Stated problem A: Reproduce, unchanged, the lines of the records from the one containing "315, 110, 324]" through the one containing "369, 386, 374]", inclusive.

Excerpted passage:
<<<<
All of lore.kernel.org
 help / color / mirror / Atom feed
From: Namhyung Kim <namhyung@kernel.org>
To: Milian Wolff <milian.wolff@kdab.com>
Cc: Taeung Song <treeze.taeung@gmail.com>,
	Arnaldo Carvalho de Melo <acme@kernel.org>,
	linux-kernel@vger.kernel.org,
	Adrian Hunter <adrian.hunter@intel.com>,
	Andi Kleen <ak@linux.intel.com>, David Ahern <dsahern@gmail.com>,
	Jin Yao <yao.jin@linux.intel.com>, Jiri Olsa <jolsa@redhat.com>,
	Kim Phillips <kim.phillips@arm.com>,
	Masami Hiramatsu <mhiramat@kernel.org>,
	Wang Nan <wangnan0@huawei.com>,
	kernel-team@lge.com
Subject: Re: [PATCH/RFC 0/4] perf annotate: Add --source-only option and the new source code TUI view
Date: Thu, 29 Jun 2017 16:11:01 +0900	[thread overview]
Message-ID: <20170629071101.GA10884@sejong> (raw)
In-Reply-To: <1571575.U9nG2MaxHg@milian-kdab2>

Hello,

On Wed, Jun 28, 2017 at 11:53:22AM +0200, Milian Wolff wrote:
> On Wednesday, June 28, 2017 5:18:08 AM CEST Taeung Song wrote:
> > Hi,
> > 
> > The --source-only option and new source code TUI view can show
> > the result of performance analysis based on full source code per
> > symbol(function). (Namhyung Kim told me this idea and it was also requested
> > by others some time ago..)
>>>>
Stated problem B: Write out the mailing list reply above from "In-Reply-To: <1571575.U9nG2MaxHg@milian-kdab2>" through "some time ago..)", inclusive, putting "profiling analysis" wherever "performance analysis" appears.

Supplied records:
<<<<
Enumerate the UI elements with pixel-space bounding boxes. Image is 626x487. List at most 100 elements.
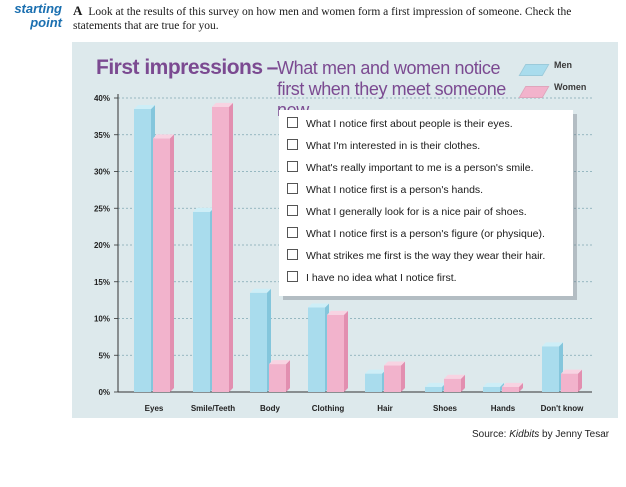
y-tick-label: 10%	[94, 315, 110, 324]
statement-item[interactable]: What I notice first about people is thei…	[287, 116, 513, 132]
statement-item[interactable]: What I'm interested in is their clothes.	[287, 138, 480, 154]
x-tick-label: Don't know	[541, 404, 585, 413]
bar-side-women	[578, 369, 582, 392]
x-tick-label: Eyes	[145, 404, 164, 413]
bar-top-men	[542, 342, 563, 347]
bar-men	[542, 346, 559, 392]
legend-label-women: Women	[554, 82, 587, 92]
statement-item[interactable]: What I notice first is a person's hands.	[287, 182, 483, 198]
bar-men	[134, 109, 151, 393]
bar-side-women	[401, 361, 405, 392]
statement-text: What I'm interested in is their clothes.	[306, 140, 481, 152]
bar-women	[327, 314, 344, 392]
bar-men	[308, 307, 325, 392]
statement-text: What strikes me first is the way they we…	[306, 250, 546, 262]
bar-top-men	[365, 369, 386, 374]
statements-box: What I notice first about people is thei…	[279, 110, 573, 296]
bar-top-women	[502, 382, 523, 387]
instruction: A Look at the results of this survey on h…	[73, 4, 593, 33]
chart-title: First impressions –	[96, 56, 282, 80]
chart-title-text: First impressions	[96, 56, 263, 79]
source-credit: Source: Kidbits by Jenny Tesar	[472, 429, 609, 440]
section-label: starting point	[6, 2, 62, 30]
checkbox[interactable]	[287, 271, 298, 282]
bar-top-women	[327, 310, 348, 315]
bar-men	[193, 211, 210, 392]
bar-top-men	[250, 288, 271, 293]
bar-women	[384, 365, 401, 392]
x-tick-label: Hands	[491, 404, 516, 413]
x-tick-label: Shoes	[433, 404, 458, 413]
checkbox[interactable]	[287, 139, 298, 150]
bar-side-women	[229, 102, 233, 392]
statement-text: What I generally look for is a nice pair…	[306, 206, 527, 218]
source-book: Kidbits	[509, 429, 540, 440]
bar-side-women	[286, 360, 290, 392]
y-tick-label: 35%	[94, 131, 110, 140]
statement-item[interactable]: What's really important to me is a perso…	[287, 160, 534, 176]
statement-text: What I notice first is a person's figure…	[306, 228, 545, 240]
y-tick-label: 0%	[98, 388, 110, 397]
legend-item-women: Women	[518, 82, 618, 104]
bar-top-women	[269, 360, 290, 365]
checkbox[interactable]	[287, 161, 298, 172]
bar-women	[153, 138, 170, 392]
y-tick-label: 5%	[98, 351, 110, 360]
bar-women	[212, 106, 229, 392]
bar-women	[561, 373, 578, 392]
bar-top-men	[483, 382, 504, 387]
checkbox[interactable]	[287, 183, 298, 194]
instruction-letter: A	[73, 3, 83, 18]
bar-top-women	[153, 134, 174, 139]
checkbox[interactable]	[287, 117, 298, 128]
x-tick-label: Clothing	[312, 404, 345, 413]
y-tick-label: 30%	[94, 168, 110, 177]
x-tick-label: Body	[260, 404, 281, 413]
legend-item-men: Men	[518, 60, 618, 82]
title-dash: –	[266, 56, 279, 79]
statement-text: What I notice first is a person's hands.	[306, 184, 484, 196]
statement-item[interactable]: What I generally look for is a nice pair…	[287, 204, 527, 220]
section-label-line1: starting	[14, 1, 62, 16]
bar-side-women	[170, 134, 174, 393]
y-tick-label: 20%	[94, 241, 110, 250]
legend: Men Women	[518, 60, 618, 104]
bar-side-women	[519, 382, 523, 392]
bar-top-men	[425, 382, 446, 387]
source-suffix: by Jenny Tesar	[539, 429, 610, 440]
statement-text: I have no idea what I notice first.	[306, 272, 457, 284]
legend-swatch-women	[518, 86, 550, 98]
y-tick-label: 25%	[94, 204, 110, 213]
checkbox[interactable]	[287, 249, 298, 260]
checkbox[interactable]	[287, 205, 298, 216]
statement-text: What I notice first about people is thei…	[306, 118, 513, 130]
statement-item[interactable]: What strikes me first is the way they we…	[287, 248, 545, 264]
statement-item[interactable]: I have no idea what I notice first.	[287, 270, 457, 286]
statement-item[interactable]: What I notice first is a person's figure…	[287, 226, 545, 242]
>>>>
Task result A:
y-tick-label: 10%	[94, 315, 110, 324]
statement-item[interactable]: What I notice first about people is thei…	[287, 116, 513, 132]
statement-item[interactable]: What I'm interested in is their clothes.	[287, 138, 480, 154]
x-tick-label: Don't know	[541, 404, 585, 413]
bar-side-women	[578, 369, 582, 392]
x-tick-label: Eyes	[145, 404, 164, 413]
bar-top-men	[542, 342, 563, 347]
bar-men	[542, 346, 559, 392]
legend-label-women: Women	[554, 82, 587, 92]
statement-item[interactable]: What I notice first is a person's hands.	[287, 182, 483, 198]
bar-men	[134, 109, 151, 393]
bar-side-women	[401, 361, 405, 392]
statement-text: What I'm interested in is their clothes.	[306, 140, 481, 152]
bar-women	[327, 314, 344, 392]
bar-men	[308, 307, 325, 392]
statement-text: What strikes me first is the way they we…	[306, 250, 546, 262]
bar-top-men	[365, 369, 386, 374]

Task result B:
In-Reply-To: <1571575.U9nG2MaxHg@milian-kdab2>

Hello,

On Wed, Jun 28, 2017 at 11:53:22AM +0200, Milian Wolff wrote:
> On Wednesday, June 28, 2017 5:18:08 AM CEST Taeung Song wrote:
> > Hi,
> > 
> > The --source-only option and new source code TUI view can show
> > the result of profiling analysis based on full source code per
> > symbol(function). (Namhyung Kim told me this idea and it was also requested
> > by others some time ago..)